PROBLEM REQUIREMENTS: Can you transcribe every record below exactly as it appears?

# Start of EXCERPTED DATA

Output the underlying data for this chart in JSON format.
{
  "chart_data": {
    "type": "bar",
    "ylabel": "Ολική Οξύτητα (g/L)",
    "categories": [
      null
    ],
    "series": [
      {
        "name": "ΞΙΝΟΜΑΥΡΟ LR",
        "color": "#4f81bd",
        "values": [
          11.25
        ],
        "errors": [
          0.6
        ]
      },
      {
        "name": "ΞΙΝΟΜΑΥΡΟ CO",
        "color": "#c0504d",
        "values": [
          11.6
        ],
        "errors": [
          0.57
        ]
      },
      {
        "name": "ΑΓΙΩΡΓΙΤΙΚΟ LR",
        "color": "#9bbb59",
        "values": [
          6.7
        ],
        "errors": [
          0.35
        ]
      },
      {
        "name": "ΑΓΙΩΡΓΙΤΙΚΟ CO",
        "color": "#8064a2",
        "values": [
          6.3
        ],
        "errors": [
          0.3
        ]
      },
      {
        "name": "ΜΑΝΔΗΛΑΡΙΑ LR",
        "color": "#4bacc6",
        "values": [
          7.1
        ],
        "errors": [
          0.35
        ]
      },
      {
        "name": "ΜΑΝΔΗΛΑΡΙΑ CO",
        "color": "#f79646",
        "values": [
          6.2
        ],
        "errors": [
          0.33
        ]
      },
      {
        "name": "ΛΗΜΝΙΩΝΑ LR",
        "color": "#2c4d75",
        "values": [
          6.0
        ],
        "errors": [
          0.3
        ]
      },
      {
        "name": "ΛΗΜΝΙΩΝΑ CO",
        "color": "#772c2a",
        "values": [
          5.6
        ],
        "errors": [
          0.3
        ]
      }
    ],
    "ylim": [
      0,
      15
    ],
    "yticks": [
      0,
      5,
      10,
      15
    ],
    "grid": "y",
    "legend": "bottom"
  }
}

# End of EXCERPTED DATA

SOLUTION:
Output the underlying data for this chart in JSON format.
{
  "chart_data": {
    "type": "bar",
    "ylabel": "Ολική Οξύτητα (g/L)",
    "categories": [
      null
    ],
    "series": [
      {
        "name": "ΞΙΝΟΜΑΥΡΟ LR",
        "color": "#4f81bd",
        "values": [
          11.25
        ],
        "errors": [
          0.6
        ]
      },
      {
        "name": "ΞΙΝΟΜΑΥΡΟ CO",
        "color": "#c0504d",
        "values": [
          11.6
        ],
        "errors": [
          0.57
        ]
      },
      {
        "name": "ΑΓΙΩΡΓΙΤΙΚΟ LR",
        "color": "#9bbb59",
        "values": [
          6.7
        ],
        "errors": [
          0.35
        ]
      },
      {
        "name": "ΑΓΙΩΡΓΙΤΙΚΟ CO",
        "color": "#8064a2",
        "values": [
          6.3
        ],
        "errors": [
          0.3
        ]
      },
      {
        "name": "ΜΑΝΔΗΛΑΡΙΑ LR",
        "color": "#4bacc6",
        "values": [
          7.1
        ],
        "errors": [
          0.35
        ]
      },
      {
        "name": "ΜΑΝΔΗΛΑΡΙΑ CO",
        "color": "#f79646",
        "values": [
          6.2
        ],
        "errors": [
          0.33
        ]
      },
      {
        "name": "ΛΗΜΝΙΩΝΑ LR",
        "color": "#2c4d75",
        "values": [
          6.0
        ],
        "errors": [
          0.3
        ]
      },
      {
        "name": "ΛΗΜΝΙΩΝΑ CO",
        "color": "#772c2a",
        "values": [
          5.6
        ],
        "errors": [
          0.3
        ]
      }
    ],
    "ylim": [
      0,
      15
    ],
    "yticks": [
      0,
      5,
      10,
      15
    ],
    "grid": "y",
    "legend": "bottom"
  }
}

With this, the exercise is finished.